▶ **EXERCISE PROMPT**
Report every line in the listing below where the string "Состояние" shows up.

▶ **RECORDS FOR THE TASK**
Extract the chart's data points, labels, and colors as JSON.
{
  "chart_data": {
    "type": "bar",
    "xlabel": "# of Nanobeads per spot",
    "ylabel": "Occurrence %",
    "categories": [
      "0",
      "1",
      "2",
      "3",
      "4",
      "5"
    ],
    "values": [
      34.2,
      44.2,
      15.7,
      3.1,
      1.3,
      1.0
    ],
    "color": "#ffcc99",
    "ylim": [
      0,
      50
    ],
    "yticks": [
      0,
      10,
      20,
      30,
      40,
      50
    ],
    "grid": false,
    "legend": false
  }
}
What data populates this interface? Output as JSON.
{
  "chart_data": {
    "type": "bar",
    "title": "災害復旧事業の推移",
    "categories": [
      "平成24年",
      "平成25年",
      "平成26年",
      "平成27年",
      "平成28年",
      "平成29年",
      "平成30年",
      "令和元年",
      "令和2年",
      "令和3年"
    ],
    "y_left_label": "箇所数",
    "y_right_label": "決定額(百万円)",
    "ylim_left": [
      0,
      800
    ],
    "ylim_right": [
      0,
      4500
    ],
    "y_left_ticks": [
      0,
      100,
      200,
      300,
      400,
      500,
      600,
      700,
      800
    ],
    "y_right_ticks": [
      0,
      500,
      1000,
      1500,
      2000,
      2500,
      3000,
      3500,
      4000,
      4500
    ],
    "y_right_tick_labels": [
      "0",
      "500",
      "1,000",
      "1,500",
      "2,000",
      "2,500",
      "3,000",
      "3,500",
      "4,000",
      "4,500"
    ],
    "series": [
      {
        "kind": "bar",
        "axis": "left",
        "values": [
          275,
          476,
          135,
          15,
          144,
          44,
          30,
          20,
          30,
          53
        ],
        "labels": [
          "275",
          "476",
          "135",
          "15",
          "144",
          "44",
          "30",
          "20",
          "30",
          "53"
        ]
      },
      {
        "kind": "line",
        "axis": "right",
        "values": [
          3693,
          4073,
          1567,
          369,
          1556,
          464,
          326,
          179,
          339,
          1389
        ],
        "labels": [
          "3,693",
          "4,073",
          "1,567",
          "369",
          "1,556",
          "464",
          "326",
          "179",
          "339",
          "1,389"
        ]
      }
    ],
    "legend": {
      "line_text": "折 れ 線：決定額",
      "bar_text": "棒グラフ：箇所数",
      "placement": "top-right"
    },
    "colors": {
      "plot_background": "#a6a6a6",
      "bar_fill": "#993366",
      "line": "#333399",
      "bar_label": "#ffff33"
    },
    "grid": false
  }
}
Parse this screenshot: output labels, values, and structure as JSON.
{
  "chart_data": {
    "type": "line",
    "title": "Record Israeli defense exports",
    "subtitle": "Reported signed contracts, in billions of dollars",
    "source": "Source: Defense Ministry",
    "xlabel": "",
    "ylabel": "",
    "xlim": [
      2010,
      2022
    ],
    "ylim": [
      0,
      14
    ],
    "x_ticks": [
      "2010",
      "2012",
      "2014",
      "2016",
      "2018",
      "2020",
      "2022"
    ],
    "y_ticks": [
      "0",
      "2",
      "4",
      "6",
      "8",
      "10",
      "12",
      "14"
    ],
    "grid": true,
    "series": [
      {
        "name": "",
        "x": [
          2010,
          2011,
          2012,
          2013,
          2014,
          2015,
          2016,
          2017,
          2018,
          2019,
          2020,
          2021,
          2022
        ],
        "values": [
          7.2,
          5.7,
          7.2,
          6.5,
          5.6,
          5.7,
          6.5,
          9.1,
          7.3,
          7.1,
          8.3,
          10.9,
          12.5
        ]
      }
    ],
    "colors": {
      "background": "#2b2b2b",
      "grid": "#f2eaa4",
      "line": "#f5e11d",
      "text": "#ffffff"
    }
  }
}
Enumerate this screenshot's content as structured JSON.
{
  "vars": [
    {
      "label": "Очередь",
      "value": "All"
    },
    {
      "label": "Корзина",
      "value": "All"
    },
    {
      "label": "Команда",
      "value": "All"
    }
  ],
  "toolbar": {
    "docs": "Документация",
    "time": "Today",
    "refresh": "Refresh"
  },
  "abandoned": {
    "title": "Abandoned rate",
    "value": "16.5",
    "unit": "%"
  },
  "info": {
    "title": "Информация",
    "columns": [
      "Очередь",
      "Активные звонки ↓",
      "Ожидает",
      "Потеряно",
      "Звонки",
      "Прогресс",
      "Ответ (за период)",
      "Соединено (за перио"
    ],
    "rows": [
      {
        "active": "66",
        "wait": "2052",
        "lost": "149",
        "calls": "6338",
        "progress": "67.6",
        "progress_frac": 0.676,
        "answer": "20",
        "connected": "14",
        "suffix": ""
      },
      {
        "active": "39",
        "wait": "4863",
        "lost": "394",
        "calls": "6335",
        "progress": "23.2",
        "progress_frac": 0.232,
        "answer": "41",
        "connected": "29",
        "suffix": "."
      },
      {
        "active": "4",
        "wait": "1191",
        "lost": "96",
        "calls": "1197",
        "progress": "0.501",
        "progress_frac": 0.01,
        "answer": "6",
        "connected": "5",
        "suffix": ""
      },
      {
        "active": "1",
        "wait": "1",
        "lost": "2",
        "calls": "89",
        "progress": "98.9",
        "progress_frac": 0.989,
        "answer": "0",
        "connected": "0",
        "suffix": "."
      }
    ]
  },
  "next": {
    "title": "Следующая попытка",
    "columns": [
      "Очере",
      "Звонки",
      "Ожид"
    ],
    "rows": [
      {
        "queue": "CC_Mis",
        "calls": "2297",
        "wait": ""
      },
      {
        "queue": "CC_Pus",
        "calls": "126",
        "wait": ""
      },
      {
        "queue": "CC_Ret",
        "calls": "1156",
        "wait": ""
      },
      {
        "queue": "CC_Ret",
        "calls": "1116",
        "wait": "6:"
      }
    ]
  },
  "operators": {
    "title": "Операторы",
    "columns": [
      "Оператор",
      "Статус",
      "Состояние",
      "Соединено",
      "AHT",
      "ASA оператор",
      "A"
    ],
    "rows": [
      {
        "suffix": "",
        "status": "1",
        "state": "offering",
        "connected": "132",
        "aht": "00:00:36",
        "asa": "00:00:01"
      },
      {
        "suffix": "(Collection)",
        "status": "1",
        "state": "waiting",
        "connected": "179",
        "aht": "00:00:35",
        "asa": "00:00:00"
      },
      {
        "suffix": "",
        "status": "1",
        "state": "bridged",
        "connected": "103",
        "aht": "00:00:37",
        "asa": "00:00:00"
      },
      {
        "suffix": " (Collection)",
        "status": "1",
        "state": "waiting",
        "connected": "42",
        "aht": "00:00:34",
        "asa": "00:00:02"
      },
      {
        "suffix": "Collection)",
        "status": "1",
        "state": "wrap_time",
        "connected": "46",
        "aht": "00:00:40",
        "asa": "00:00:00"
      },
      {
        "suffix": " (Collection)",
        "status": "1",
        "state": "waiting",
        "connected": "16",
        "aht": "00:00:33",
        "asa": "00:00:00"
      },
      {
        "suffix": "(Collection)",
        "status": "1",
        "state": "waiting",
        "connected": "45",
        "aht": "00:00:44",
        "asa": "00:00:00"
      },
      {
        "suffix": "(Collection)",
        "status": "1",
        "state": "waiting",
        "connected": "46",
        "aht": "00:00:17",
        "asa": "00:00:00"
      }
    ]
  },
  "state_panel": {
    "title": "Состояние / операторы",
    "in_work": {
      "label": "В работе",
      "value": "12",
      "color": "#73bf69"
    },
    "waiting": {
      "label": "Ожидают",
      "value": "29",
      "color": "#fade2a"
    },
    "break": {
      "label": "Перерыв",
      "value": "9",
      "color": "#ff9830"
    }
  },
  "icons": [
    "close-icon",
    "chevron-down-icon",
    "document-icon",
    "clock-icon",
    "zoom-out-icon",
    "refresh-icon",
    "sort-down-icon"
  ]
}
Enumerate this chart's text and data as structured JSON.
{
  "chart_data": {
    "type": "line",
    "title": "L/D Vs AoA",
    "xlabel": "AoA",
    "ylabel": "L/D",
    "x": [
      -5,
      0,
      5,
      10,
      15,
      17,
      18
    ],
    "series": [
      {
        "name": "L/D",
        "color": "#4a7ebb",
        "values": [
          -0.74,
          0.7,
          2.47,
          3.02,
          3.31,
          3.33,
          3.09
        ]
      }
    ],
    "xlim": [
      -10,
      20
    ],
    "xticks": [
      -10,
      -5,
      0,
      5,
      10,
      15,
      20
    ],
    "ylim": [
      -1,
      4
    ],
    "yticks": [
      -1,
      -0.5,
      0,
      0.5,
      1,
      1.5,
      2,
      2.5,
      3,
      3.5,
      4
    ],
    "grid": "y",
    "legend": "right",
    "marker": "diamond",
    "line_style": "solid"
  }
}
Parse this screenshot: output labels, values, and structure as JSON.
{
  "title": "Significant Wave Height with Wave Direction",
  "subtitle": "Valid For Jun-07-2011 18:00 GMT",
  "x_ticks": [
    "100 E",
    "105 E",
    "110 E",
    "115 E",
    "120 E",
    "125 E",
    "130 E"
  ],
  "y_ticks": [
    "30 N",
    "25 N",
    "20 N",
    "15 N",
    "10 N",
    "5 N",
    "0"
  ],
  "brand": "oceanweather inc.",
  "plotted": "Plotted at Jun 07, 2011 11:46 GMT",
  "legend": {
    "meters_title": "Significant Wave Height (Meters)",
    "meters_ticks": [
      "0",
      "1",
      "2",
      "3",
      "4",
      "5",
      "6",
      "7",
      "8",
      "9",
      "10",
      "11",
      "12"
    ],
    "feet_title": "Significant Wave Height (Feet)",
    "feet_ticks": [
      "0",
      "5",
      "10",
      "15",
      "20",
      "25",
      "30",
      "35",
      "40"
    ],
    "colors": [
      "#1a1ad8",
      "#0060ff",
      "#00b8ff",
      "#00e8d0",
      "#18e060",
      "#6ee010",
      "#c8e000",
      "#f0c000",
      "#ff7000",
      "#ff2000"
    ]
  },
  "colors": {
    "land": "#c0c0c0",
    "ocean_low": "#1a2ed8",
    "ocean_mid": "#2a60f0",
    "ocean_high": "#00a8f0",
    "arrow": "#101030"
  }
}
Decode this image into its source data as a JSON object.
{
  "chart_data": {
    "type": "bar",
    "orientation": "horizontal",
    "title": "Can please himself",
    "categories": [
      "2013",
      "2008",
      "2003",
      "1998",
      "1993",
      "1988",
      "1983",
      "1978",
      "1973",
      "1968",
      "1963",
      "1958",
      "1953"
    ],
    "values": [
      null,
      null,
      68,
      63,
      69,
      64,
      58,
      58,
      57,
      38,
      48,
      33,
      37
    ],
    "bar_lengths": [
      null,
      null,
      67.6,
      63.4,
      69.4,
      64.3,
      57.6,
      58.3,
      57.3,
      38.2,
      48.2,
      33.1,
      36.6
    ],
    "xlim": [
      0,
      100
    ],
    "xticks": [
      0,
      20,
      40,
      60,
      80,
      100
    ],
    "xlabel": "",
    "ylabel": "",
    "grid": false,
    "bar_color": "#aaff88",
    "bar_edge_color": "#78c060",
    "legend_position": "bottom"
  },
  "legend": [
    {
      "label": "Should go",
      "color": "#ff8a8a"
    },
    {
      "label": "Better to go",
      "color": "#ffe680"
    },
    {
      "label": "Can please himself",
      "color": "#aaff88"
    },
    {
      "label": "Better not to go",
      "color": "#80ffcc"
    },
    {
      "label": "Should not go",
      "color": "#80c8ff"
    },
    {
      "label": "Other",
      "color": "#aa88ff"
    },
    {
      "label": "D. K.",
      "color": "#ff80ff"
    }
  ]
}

▶ **OUTPUT**
      "Состояние",
    "title": "Состояние / операторы",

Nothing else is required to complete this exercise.